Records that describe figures
--- --- ---

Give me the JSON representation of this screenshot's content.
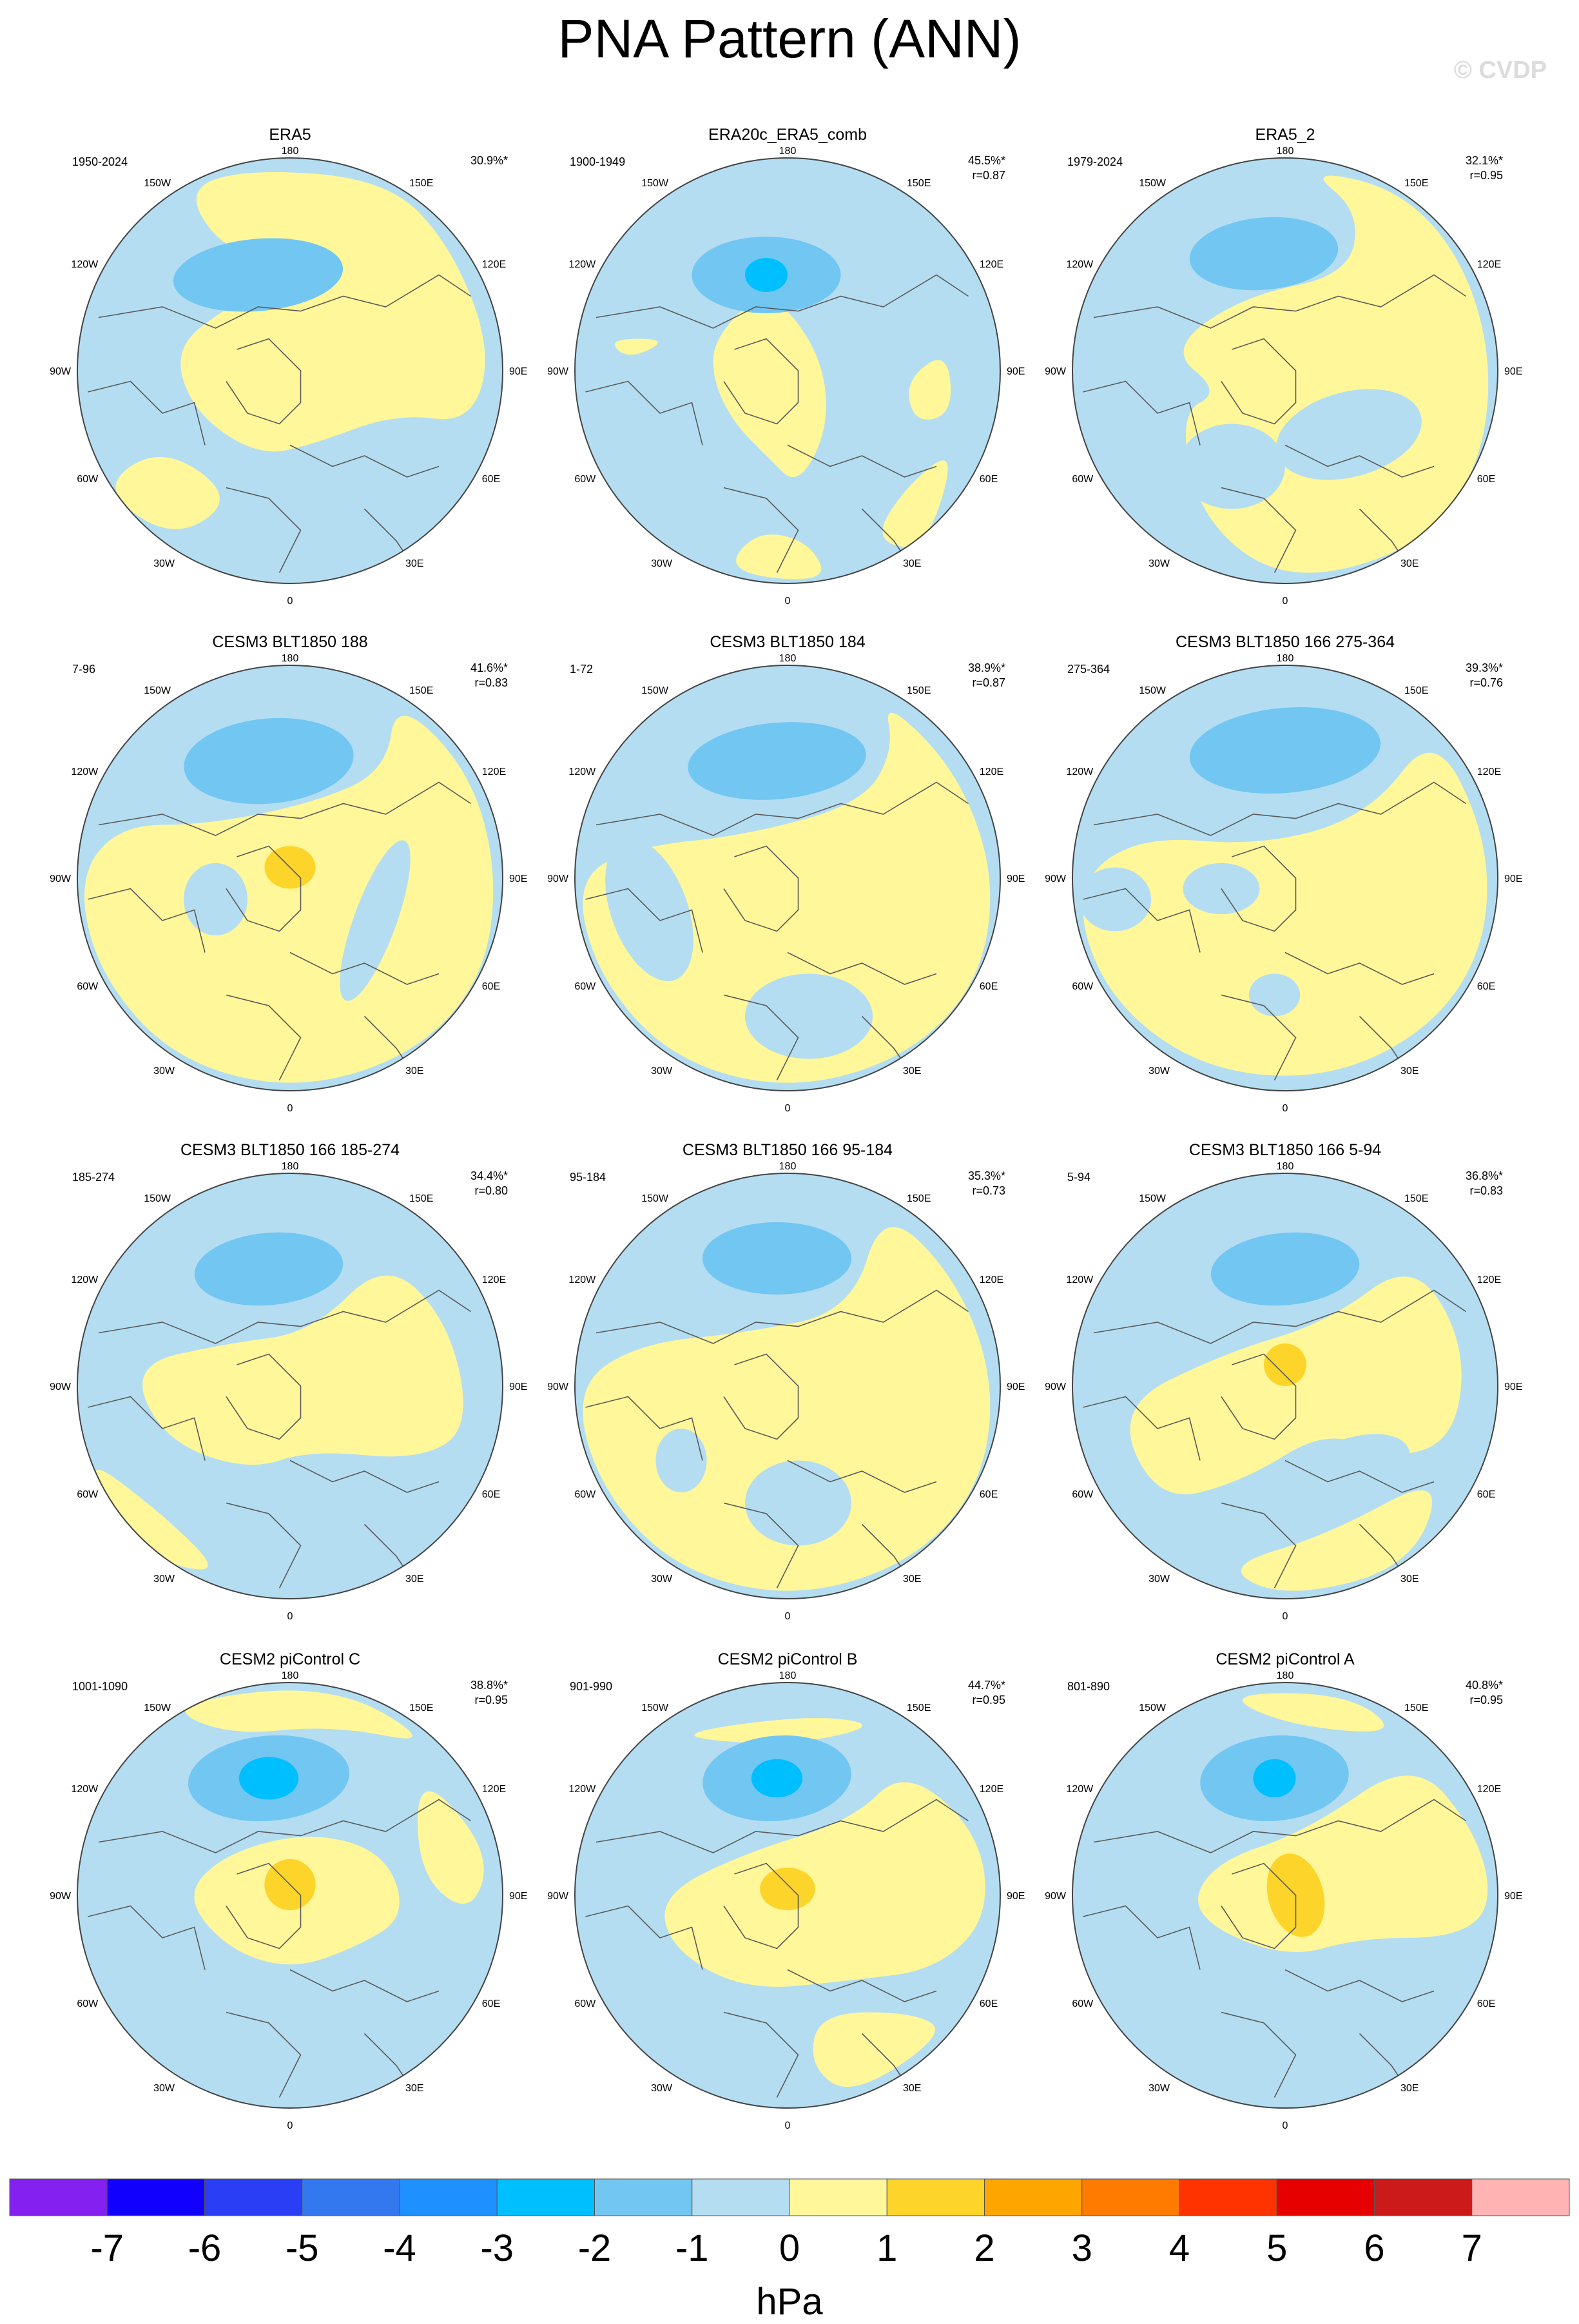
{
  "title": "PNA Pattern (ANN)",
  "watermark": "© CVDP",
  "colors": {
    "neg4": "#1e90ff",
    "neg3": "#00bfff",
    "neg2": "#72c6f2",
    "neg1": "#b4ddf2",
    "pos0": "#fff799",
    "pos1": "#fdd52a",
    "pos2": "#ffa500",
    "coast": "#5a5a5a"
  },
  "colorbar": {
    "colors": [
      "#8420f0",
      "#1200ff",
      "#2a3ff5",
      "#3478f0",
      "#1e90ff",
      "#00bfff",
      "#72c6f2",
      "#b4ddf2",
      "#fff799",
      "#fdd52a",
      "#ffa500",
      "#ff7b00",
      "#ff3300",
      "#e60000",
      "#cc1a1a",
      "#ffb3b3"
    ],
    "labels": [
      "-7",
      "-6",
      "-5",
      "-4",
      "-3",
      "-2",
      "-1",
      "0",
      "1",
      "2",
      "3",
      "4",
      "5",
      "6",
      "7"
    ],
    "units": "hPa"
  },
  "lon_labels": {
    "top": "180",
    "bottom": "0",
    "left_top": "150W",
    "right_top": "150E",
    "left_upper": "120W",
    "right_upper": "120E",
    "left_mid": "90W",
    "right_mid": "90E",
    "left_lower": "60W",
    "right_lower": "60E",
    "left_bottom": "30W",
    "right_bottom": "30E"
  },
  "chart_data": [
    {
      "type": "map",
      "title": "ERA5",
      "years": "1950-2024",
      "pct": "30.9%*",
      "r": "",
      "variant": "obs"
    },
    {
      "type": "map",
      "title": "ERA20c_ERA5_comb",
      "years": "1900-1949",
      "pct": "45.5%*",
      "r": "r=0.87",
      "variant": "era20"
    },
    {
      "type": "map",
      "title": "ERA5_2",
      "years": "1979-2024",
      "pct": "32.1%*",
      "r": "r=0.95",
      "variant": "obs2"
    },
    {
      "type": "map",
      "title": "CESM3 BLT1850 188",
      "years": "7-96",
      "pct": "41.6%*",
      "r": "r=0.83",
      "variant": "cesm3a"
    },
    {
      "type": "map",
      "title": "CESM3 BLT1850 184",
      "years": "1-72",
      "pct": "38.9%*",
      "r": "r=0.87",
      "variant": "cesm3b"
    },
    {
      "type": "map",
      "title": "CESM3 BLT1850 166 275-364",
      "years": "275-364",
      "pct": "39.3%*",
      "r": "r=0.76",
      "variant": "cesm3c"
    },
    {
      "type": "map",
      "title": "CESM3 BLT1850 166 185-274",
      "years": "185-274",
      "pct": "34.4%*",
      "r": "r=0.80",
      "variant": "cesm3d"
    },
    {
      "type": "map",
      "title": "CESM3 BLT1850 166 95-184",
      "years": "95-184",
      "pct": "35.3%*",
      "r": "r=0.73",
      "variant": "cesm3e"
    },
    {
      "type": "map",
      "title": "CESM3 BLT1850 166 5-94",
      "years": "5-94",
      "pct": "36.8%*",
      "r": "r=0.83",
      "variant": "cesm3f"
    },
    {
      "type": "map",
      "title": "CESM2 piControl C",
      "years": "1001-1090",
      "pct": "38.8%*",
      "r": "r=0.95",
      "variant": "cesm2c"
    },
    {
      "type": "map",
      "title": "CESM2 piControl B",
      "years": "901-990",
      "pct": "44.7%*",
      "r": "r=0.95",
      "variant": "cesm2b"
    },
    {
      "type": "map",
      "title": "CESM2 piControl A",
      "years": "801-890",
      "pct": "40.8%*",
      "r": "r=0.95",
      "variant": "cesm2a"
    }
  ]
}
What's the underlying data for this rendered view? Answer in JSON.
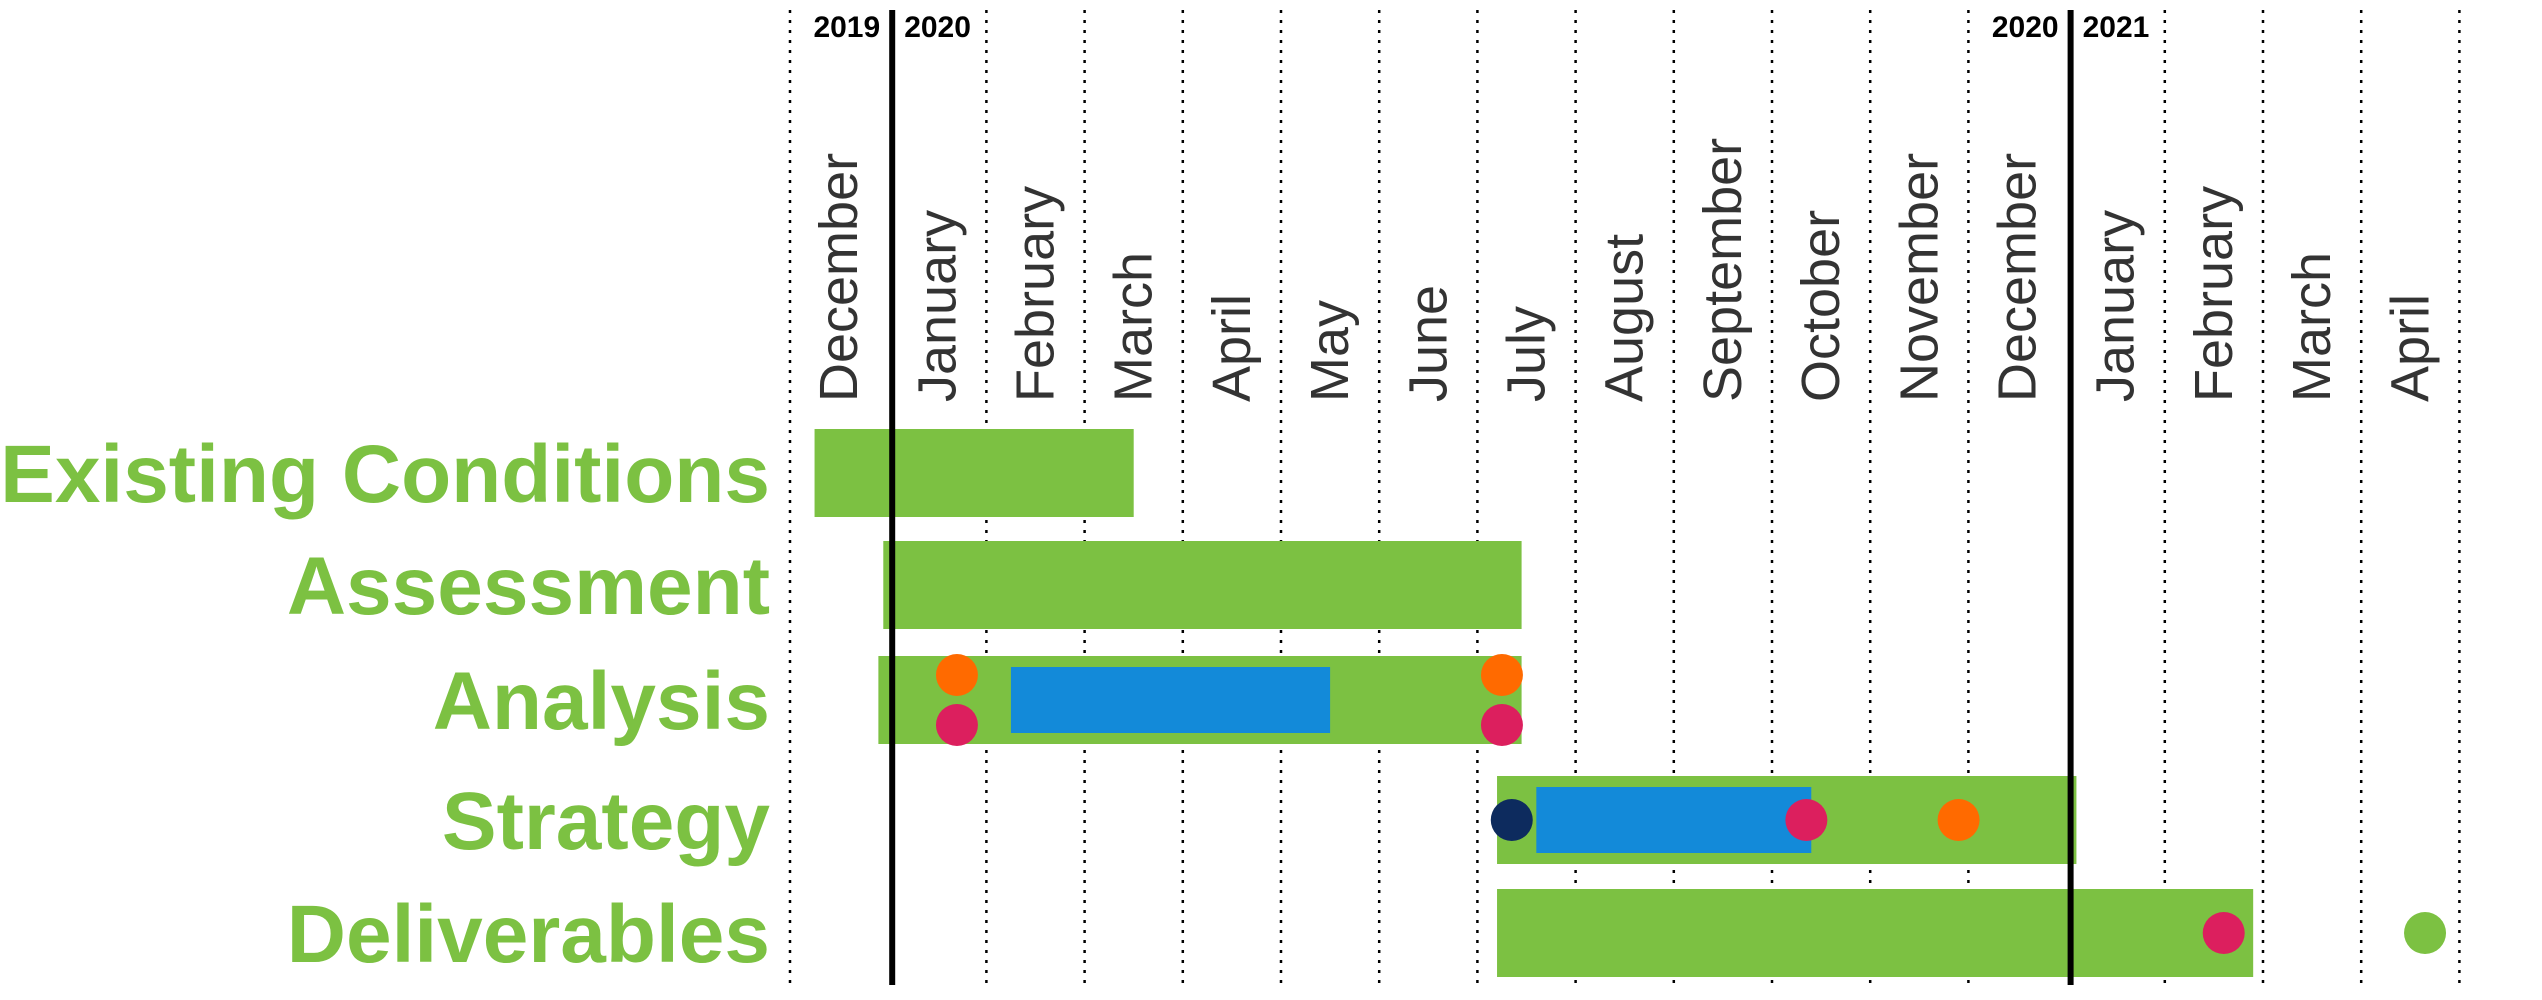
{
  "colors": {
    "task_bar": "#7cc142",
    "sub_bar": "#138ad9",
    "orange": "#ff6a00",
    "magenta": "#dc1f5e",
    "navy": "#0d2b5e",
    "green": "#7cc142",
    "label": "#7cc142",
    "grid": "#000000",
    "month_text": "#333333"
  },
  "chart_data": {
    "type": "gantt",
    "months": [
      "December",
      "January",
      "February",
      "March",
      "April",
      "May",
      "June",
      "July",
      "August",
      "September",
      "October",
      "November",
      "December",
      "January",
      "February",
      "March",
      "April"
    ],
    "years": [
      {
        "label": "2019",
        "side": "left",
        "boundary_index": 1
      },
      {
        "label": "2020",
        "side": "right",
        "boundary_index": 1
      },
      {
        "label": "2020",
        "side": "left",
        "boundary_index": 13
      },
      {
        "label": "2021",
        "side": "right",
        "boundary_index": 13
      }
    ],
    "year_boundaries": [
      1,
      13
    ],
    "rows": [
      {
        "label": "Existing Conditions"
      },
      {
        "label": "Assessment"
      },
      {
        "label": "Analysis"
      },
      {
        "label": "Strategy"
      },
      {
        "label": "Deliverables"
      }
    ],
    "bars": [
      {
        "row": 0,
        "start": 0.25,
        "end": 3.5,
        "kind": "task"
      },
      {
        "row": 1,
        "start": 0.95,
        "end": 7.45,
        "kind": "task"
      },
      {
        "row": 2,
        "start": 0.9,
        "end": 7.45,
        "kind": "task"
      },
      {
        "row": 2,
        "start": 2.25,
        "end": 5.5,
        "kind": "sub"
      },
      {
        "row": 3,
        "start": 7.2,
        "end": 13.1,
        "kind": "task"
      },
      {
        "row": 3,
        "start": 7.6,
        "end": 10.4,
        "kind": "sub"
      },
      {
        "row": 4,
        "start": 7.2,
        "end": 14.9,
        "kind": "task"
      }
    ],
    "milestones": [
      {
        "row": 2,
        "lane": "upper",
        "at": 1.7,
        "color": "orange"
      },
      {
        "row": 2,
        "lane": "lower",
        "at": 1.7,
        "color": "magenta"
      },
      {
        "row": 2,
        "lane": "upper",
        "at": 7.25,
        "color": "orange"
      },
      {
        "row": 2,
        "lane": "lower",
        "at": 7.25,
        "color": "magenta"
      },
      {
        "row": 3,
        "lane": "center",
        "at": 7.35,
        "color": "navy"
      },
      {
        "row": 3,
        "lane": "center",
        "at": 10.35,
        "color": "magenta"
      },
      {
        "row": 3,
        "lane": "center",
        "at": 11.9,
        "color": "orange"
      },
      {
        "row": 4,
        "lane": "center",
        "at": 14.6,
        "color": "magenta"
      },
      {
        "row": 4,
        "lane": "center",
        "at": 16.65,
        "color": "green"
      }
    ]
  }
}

--- --- ---

Without the pictures, write out the whole listing above exactly as it appears.

Answer to this problem –
Give me the JSON representation of this screenshot's content.
{
  "title": "PNA Pattern (ANN)",
  "watermark": "© CVDP",
  "colors": {
    "neg4": "#1e90ff",
    "neg3": "#00bfff",
    "neg2": "#72c6f2",
    "neg1": "#b4ddf2",
    "pos0": "#fff799",
    "pos1": "#fdd52a",
    "pos2": "#ffa500",
    "coast": "#5a5a5a"
  },
  "colorbar": {
    "colors": [
      "#8420f0",
      "#1200ff",
      "#2a3ff5",
      "#3478f0",
      "#1e90ff",
      "#00bfff",
      "#72c6f2",
      "#b4ddf2",
      "#fff799",
      "#fdd52a",
      "#ffa500",
      "#ff7b00",
      "#ff3300",
      "#e60000",
      "#cc1a1a",
      "#ffb3b3"
    ],
    "labels": [
      "-7",
      "-6",
      "-5",
      "-4",
      "-3",
      "-2",
      "-1",
      "0",
      "1",
      "2",
      "3",
      "4",
      "5",
      "6",
      "7"
    ],
    "units": "hPa"
  },
  "lon_labels": {
    "top": "180",
    "bottom": "0",
    "left_top": "150W",
    "right_top": "150E",
    "left_upper": "120W",
    "right_upper": "120E",
    "left_mid": "90W",
    "right_mid": "90E",
    "left_lower": "60W",
    "right_lower": "60E",
    "left_bottom": "30W",
    "right_bottom": "30E"
  },
  "chart_data": [
    {
      "type": "map",
      "title": "ERA5",
      "years": "1950-2024",
      "pct": "30.9%*",
      "r": "",
      "variant": "obs"
    },
    {
      "type": "map",
      "title": "ERA20c_ERA5_comb",
      "years": "1900-1949",
      "pct": "45.5%*",
      "r": "r=0.87",
      "variant": "era20"
    },
    {
      "type": "map",
      "title": "ERA5_2",
      "years": "1979-2024",
      "pct": "32.1%*",
      "r": "r=0.95",
      "variant": "obs2"
    },
    {
      "type": "map",
      "title": "CESM3 BLT1850 188",
      "years": "7-96",
      "pct": "41.6%*",
      "r": "r=0.83",
      "variant": "cesm3a"
    },
    {
      "type": "map",
      "title": "CESM3 BLT1850 184",
      "years": "1-72",
      "pct": "38.9%*",
      "r": "r=0.87",
      "variant": "cesm3b"
    },
    {
      "type": "map",
      "title": "CESM3 BLT1850 166 275-364",
      "years": "275-364",
      "pct": "39.3%*",
      "r": "r=0.76",
      "variant": "cesm3c"
    },
    {
      "type": "map",
      "title": "CESM3 BLT1850 166 185-274",
      "years": "185-274",
      "pct": "34.4%*",
      "r": "r=0.80",
      "variant": "cesm3d"
    },
    {
      "type": "map",
      "title": "CESM3 BLT1850 166 95-184",
      "years": "95-184",
      "pct": "35.3%*",
      "r": "r=0.73",
      "variant": "cesm3e"
    },
    {
      "type": "map",
      "title": "CESM3 BLT1850 166 5-94",
      "years": "5-94",
      "pct": "36.8%*",
      "r": "r=0.83",
      "variant": "cesm3f"
    },
    {
      "type": "map",
      "title": "CESM2 piControl C",
      "years": "1001-1090",
      "pct": "38.8%*",
      "r": "r=0.95",
      "variant": "cesm2c"
    },
    {
      "type": "map",
      "title": "CESM2 piControl B",
      "years": "901-990",
      "pct": "44.7%*",
      "r": "r=0.95",
      "variant": "cesm2b"
    },
    {
      "type": "map",
      "title": "CESM2 piControl A",
      "years": "801-890",
      "pct": "40.8%*",
      "r": "r=0.95",
      "variant": "cesm2a"
    }
  ]
}
What's the underlying data for this rendered view? Answer in JSON.
{
  "colors": {
    "task_bar": "#7cc142",
    "sub_bar": "#138ad9",
    "orange": "#ff6a00",
    "magenta": "#dc1f5e",
    "navy": "#0d2b5e",
    "green": "#7cc142",
    "label": "#7cc142",
    "grid": "#000000",
    "month_text": "#333333"
  },
  "chart_data": {
    "type": "gantt",
    "months": [
      "December",
      "January",
      "February",
      "March",
      "April",
      "May",
      "June",
      "July",
      "August",
      "September",
      "October",
      "November",
      "December",
      "January",
      "February",
      "March",
      "April"
    ],
    "years": [
      {
        "label": "2019",
        "side": "left",
        "boundary_index": 1
      },
      {
        "label": "2020",
        "side": "right",
        "boundary_index": 1
      },
      {
        "label": "2020",
        "side": "left",
        "boundary_index": 13
      },
      {
        "label": "2021",
        "side": "right",
        "boundary_index": 13
      }
    ],
    "year_boundaries": [
      1,
      13
    ],
    "rows": [
      {
        "label": "Existing Conditions"
      },
      {
        "label": "Assessment"
      },
      {
        "label": "Analysis"
      },
      {
        "label": "Strategy"
      },
      {
        "label": "Deliverables"
      }
    ],
    "bars": [
      {
        "row": 0,
        "start": 0.25,
        "end": 3.5,
        "kind": "task"
      },
      {
        "row": 1,
        "start": 0.95,
        "end": 7.45,
        "kind": "task"
      },
      {
        "row": 2,
        "start": 0.9,
        "end": 7.45,
        "kind": "task"
      },
      {
        "row": 2,
        "start": 2.25,
        "end": 5.5,
        "kind": "sub"
      },
      {
        "row": 3,
        "start": 7.2,
        "end": 13.1,
        "kind": "task"
      },
      {
        "row": 3,
        "start": 7.6,
        "end": 10.4,
        "kind": "sub"
      },
      {
        "row": 4,
        "start": 7.2,
        "end": 14.9,
        "kind": "task"
      }
    ],
    "milestones": [
      {
        "row": 2,
        "lane": "upper",
        "at": 1.7,
        "color": "orange"
      },
      {
        "row": 2,
        "lane": "lower",
        "at": 1.7,
        "color": "magenta"
      },
      {
        "row": 2,
        "lane": "upper",
        "at": 7.25,
        "color": "orange"
      },
      {
        "row": 2,
        "lane": "lower",
        "at": 7.25,
        "color": "magenta"
      },
      {
        "row": 3,
        "lane": "center",
        "at": 7.35,
        "color": "navy"
      },
      {
        "row": 3,
        "lane": "center",
        "at": 10.35,
        "color": "magenta"
      },
      {
        "row": 3,
        "lane": "center",
        "at": 11.9,
        "color": "orange"
      },
      {
        "row": 4,
        "lane": "center",
        "at": 14.6,
        "color": "magenta"
      },
      {
        "row": 4,
        "lane": "center",
        "at": 16.65,
        "color": "green"
      }
    ]
  }
}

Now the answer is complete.